> Given problem
Output every record word for word.

======== Record excerpts ========

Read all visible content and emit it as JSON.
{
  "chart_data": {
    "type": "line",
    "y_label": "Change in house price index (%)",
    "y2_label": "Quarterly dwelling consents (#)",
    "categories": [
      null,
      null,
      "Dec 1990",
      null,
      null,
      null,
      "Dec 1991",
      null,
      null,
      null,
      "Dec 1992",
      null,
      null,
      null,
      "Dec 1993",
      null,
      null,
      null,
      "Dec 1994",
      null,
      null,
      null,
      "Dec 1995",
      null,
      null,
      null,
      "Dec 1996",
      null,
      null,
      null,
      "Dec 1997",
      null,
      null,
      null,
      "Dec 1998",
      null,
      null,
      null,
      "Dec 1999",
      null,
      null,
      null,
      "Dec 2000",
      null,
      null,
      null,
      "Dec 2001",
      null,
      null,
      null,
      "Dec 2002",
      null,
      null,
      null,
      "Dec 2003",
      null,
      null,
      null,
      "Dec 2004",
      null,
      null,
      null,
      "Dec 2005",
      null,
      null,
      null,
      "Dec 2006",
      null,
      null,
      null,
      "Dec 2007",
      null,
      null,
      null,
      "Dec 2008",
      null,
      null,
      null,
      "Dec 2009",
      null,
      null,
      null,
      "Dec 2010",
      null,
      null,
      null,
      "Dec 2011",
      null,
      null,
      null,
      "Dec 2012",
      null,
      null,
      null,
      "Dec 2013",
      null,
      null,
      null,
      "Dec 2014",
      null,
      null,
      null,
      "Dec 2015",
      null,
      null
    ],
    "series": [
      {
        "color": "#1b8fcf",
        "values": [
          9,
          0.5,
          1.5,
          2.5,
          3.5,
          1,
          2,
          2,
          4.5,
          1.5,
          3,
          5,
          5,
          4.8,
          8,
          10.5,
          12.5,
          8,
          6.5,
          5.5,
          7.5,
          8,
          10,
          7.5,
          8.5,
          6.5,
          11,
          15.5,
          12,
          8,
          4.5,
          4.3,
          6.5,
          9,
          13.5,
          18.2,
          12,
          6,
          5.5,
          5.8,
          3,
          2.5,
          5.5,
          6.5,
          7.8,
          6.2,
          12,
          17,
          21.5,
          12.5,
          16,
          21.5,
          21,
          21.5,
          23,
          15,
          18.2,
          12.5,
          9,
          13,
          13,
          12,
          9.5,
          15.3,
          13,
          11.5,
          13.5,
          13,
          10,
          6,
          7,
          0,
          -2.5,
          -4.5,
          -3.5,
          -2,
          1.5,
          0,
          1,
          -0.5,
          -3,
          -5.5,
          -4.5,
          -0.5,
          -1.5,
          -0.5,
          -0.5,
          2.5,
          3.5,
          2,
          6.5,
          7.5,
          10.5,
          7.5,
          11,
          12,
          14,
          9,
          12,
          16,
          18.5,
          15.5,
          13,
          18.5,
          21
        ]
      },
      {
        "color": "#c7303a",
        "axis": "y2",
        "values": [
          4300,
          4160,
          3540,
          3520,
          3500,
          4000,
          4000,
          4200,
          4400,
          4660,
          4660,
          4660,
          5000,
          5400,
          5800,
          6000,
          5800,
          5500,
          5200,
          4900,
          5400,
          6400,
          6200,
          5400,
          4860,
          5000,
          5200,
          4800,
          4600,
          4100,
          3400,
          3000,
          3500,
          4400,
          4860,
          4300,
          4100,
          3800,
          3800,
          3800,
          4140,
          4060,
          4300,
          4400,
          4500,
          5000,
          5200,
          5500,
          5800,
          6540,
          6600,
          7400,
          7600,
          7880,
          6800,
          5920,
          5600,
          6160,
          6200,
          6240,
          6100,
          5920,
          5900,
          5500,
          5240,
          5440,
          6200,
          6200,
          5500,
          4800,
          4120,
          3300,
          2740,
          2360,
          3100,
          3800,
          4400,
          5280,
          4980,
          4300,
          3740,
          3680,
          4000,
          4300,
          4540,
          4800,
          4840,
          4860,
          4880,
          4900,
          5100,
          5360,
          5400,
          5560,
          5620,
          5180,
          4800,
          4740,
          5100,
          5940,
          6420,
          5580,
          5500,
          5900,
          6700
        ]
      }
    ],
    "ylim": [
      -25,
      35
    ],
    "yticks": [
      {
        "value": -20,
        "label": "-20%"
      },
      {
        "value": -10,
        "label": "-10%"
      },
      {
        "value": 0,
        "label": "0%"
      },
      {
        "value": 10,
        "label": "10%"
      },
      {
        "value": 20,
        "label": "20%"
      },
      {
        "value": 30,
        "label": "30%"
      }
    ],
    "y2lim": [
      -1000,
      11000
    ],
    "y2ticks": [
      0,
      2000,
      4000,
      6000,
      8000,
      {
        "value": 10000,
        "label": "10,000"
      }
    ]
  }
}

========

> Solution for this problem
Read all visible content and emit it as JSON.
{
  "chart_data": {
    "type": "line",
    "y_label": "Change in house price index (%)",
    "y2_label": "Quarterly dwelling consents (#)",
    "categories": [
      null,
      null,
      "Dec 1990",
      null,
      null,
      null,
      "Dec 1991",
      null,
      null,
      null,
      "Dec 1992",
      null,
      null,
      null,
      "Dec 1993",
      null,
      null,
      null,
      "Dec 1994",
      null,
      null,
      null,
      "Dec 1995",
      null,
      null,
      null,
      "Dec 1996",
      null,
      null,
      null,
      "Dec 1997",
      null,
      null,
      null,
      "Dec 1998",
      null,
      null,
      null,
      "Dec 1999",
      null,
      null,
      null,
      "Dec 2000",
      null,
      null,
      null,
      "Dec 2001",
      null,
      null,
      null,
      "Dec 2002",
      null,
      null,
      null,
      "Dec 2003",
      null,
      null,
      null,
      "Dec 2004",
      null,
      null,
      null,
      "Dec 2005",
      null,
      null,
      null,
      "Dec 2006",
      null,
      null,
      null,
      "Dec 2007",
      null,
      null,
      null,
      "Dec 2008",
      null,
      null,
      null,
      "Dec 2009",
      null,
      null,
      null,
      "Dec 2010",
      null,
      null,
      null,
      "Dec 2011",
      null,
      null,
      null,
      "Dec 2012",
      null,
      null,
      null,
      "Dec 2013",
      null,
      null,
      null,
      "Dec 2014",
      null,
      null,
      null,
      "Dec 2015",
      null,
      null
    ],
    "series": [
      {
        "color": "#1b8fcf",
        "values": [
          9,
          0.5,
          1.5,
          2.5,
          3.5,
          1,
          2,
          2,
          4.5,
          1.5,
          3,
          5,
          5,
          4.8,
          8,
          10.5,
          12.5,
          8,
          6.5,
          5.5,
          7.5,
          8,
          10,
          7.5,
          8.5,
          6.5,
          11,
          15.5,
          12,
          8,
          4.5,
          4.3,
          6.5,
          9,
          13.5,
          18.2,
          12,
          6,
          5.5,
          5.8,
          3,
          2.5,
          5.5,
          6.5,
          7.8,
          6.2,
          12,
          17,
          21.5,
          12.5,
          16,
          21.5,
          21,
          21.5,
          23,
          15,
          18.2,
          12.5,
          9,
          13,
          13,
          12,
          9.5,
          15.3,
          13,
          11.5,
          13.5,
          13,
          10,
          6,
          7,
          0,
          -2.5,
          -4.5,
          -3.5,
          -2,
          1.5,
          0,
          1,
          -0.5,
          -3,
          -5.5,
          -4.5,
          -0.5,
          -1.5,
          -0.5,
          -0.5,
          2.5,
          3.5,
          2,
          6.5,
          7.5,
          10.5,
          7.5,
          11,
          12,
          14,
          9,
          12,
          16,
          18.5,
          15.5,
          13,
          18.5,
          21
        ]
      },
      {
        "color": "#c7303a",
        "axis": "y2",
        "values": [
          4300,
          4160,
          3540,
          3520,
          3500,
          4000,
          4000,
          4200,
          4400,
          4660,
          4660,
          4660,
          5000,
          5400,
          5800,
          6000,
          5800,
          5500,
          5200,
          4900,
          5400,
          6400,
          6200,
          5400,
          4860,
          5000,
          5200,
          4800,
          4600,
          4100,
          3400,
          3000,
          3500,
          4400,
          4860,
          4300,
          4100,
          3800,
          3800,
          3800,
          4140,
          4060,
          4300,
          4400,
          4500,
          5000,
          5200,
          5500,
          5800,
          6540,
          6600,
          7400,
          7600,
          7880,
          6800,
          5920,
          5600,
          6160,
          6200,
          6240,
          6100,
          5920,
          5900,
          5500,
          5240,
          5440,
          6200,
          6200,
          5500,
          4800,
          4120,
          3300,
          2740,
          2360,
          3100,
          3800,
          4400,
          5280,
          4980,
          4300,
          3740,
          3680,
          4000,
          4300,
          4540,
          4800,
          4840,
          4860,
          4880,
          4900,
          5100,
          5360,
          5400,
          5560,
          5620,
          5180,
          4800,
          4740,
          5100,
          5940,
          6420,
          5580,
          5500,
          5900,
          6700
        ]
      }
    ],
    "ylim": [
      -25,
      35
    ],
    "yticks": [
      {
        "value": -20,
        "label": "-20%"
      },
      {
        "value": -10,
        "label": "-10%"
      },
      {
        "value": 0,
        "label": "0%"
      },
      {
        "value": 10,
        "label": "10%"
      },
      {
        "value": 20,
        "label": "20%"
      },
      {
        "value": 30,
        "label": "30%"
      }
    ],
    "y2lim": [
      -1000,
      11000
    ],
    "y2ticks": [
      0,
      2000,
      4000,
      6000,
      8000,
      {
        "value": 10000,
        "label": "10,000"
      }
    ]
  }
}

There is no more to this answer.